## [EXTRAIT DU DOCUMENT]
▬▬▬
Clarkson[2] nous montre, d’après des témoignages authentiques, que le roi de Dahomey vend, quand il lui plaît, les habitants d’un de ses villages. Après avoir indiqué les cas ordinaires pour lesquels les nègres peuvent être vendus comme esclaves, il ajoute que, depuis la traite, on a inventé de nouveaux délits. C’est ainsi que certains rois entretiennent un grand nombre de concubines, les contraignent « de sortir et de chercher à séduire les jeunes gens qui, quand ils cèdent, sont dénoncés par la femme elle-même et deviennent alors esclaves du prince qui en fait sa propriété[3] ». Au rapport d’un négrier, qui fit le commerce d’esclaves pendant dix-huit ans[4], « les princes-nés exercent sur tout homme qui n’est pas leur égal le droit arbitraire de se saisir de sa personne et de le conduire en captivité. Ce droit, s’appelle en français de traite, poigner, et l’on nomme poignage l’action de saisir le nègre que l’on vend. » Barbot raconte[5] que, « sous le plus léger prétexte, sans égard pour le rang ni pour la profession, un roi fait vendre à son gré ses sujets ». Et il cite l’exemple d’un marabout vendu par l’alcade de Rufisque, sur ordre du damel, aux Français de Gorée. Les chances de la guerre firent également qu’il y eut aux Antilles des esclaves « qui étaient de grande qualité dans leur pays ».
▬▬▬
## [DONNÉES]
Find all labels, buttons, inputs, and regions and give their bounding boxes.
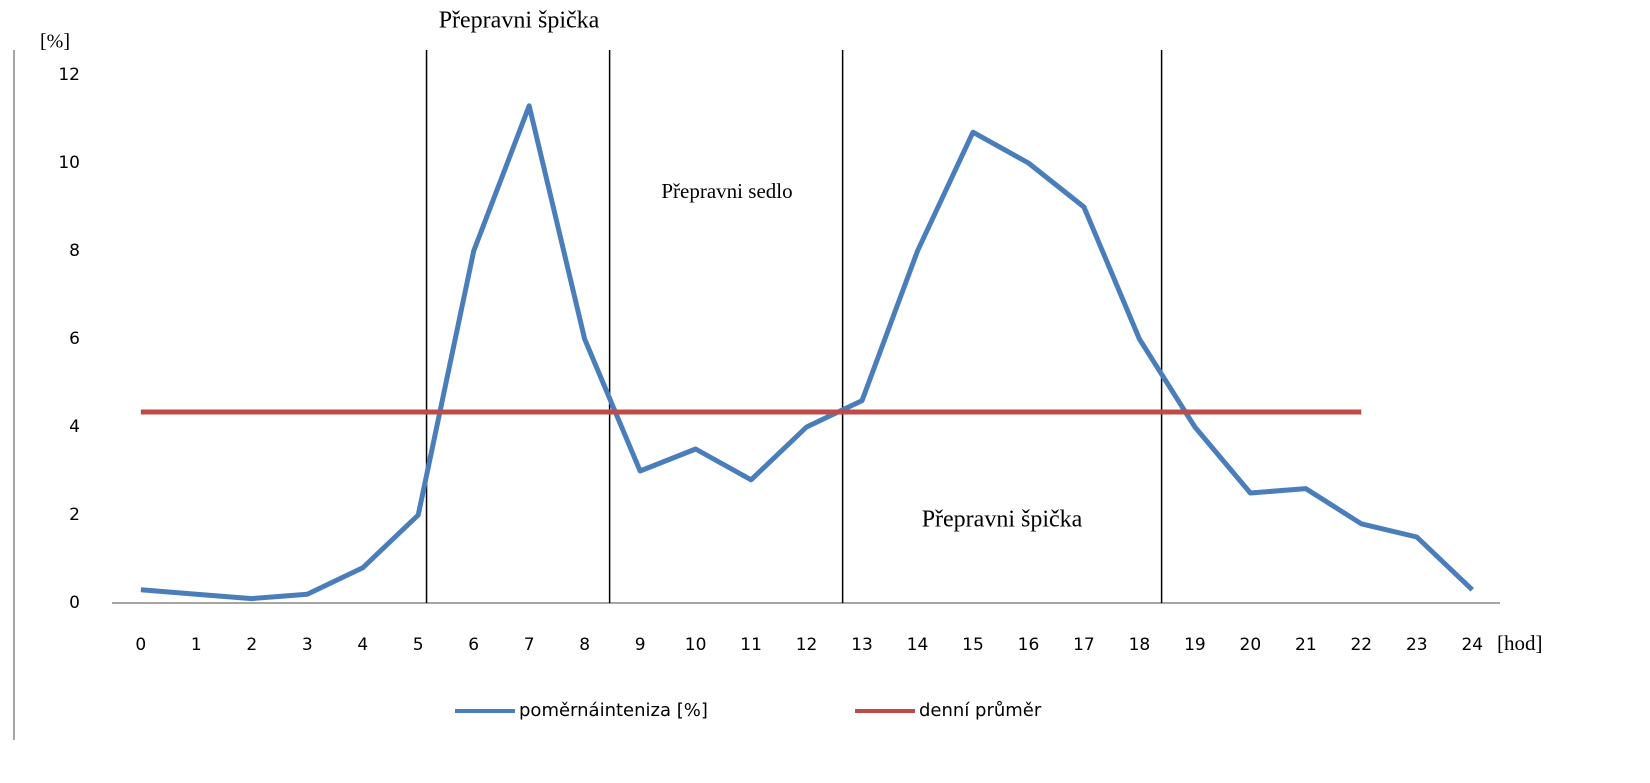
▬▬▬
## [OBJECTIF]
D'après l'extrait sur la traite, par qui le marabout cité par Barbot fut-il vendu, et à qui ? Les lignes n'ont aucun lien avec l'extrait sur la traite.

## [RÉSULTAT]
Par l'alcade de Rufisque, sur ordre du damel, aux Français de Gorée.